* **TO DO**
Below are the records; copy each line in them that holds the word "marked".

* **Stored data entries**

::::::::::

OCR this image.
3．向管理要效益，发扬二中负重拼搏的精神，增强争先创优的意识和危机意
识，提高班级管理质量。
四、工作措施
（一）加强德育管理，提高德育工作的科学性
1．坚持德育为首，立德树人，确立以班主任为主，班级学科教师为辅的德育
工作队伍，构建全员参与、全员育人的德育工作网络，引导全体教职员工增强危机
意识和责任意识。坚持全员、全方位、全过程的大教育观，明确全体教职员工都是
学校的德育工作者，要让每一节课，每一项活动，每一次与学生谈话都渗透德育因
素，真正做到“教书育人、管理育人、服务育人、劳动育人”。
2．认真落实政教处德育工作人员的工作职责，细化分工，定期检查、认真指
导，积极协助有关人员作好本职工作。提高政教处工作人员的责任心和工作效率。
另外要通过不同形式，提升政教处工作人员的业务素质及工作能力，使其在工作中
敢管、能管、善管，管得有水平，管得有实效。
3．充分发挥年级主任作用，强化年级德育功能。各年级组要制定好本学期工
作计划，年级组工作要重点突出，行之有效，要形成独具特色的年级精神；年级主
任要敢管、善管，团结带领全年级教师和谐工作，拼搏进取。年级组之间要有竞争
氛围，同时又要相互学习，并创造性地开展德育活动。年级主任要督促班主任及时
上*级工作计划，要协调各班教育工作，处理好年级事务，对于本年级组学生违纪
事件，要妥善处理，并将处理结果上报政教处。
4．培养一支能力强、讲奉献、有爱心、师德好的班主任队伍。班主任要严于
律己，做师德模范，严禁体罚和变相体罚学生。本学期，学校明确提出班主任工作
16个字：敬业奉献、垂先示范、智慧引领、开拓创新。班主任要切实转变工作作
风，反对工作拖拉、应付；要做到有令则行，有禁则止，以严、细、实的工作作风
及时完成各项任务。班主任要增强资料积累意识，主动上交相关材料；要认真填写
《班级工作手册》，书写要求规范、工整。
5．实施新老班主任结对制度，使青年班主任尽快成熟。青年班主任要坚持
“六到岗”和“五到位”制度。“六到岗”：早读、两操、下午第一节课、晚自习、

::::::::::

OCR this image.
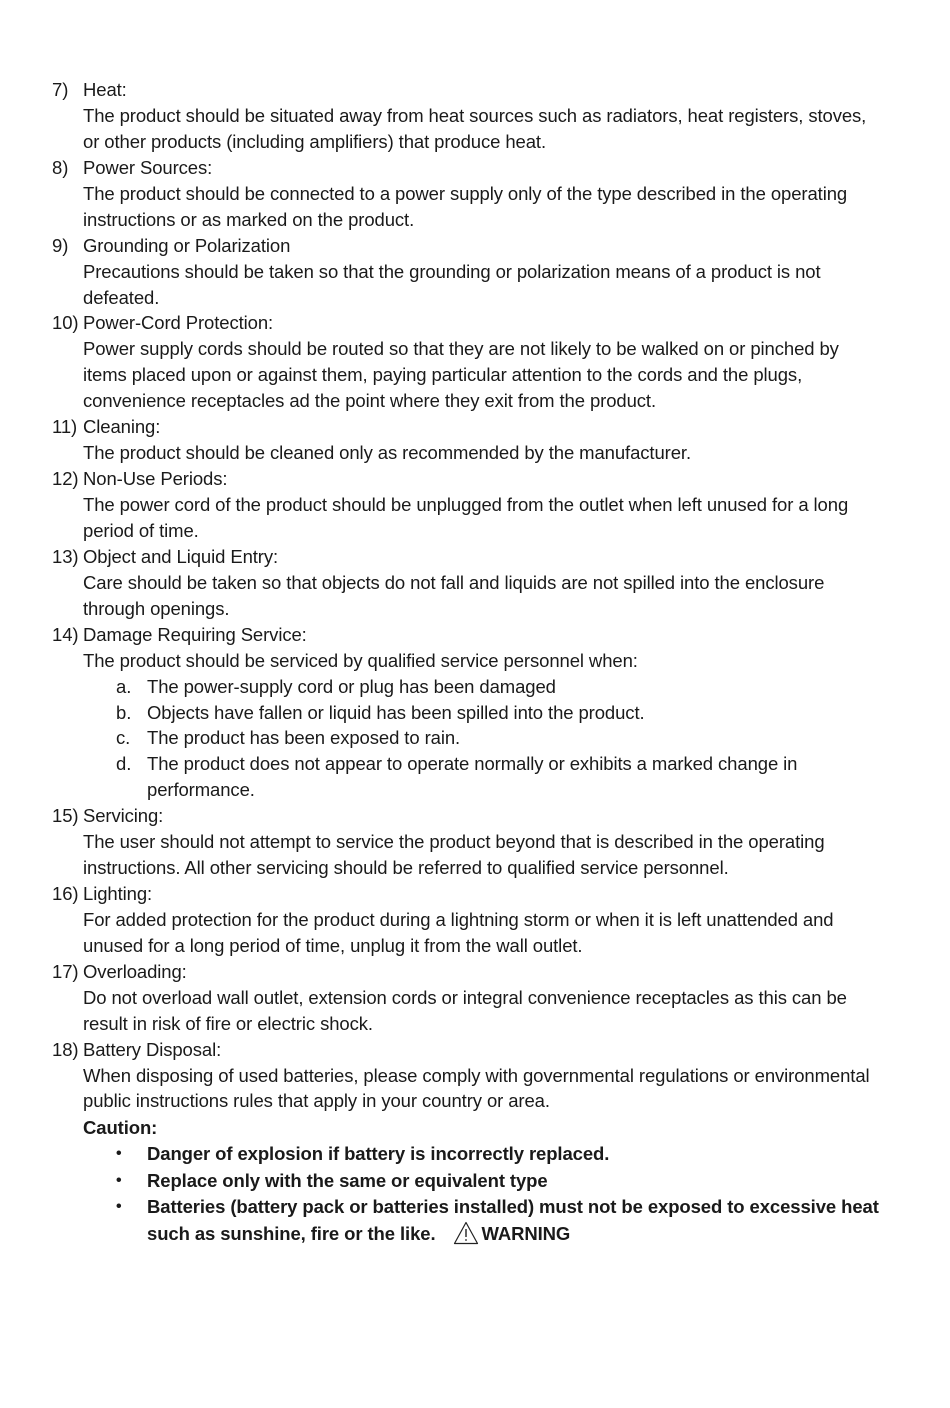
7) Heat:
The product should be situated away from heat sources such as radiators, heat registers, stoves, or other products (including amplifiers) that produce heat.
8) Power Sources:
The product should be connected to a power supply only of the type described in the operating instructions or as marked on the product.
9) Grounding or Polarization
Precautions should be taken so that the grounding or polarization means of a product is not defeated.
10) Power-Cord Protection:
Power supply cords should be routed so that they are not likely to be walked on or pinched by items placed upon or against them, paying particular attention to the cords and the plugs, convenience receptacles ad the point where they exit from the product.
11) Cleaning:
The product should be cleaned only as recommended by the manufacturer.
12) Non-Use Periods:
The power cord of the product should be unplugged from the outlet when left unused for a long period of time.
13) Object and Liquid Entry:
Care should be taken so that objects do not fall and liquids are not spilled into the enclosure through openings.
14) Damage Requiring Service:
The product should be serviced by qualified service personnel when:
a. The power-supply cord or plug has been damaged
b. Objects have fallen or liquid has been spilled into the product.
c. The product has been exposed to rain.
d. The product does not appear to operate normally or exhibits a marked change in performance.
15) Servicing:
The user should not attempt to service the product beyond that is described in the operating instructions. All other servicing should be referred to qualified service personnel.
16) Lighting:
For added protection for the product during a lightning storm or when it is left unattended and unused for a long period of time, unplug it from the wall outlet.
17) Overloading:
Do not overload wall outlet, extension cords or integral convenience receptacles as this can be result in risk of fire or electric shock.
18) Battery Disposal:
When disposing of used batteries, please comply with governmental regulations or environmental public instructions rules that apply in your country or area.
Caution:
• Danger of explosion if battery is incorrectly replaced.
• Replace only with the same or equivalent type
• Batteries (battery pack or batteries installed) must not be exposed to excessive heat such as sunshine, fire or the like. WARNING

::::::::::

* **FINAL ANSWER**
The product should be connected to a power supply only of the type described in the operating instructions or as marked on the product.
d. The product does not appear to operate normally or exhibits a marked change in performance.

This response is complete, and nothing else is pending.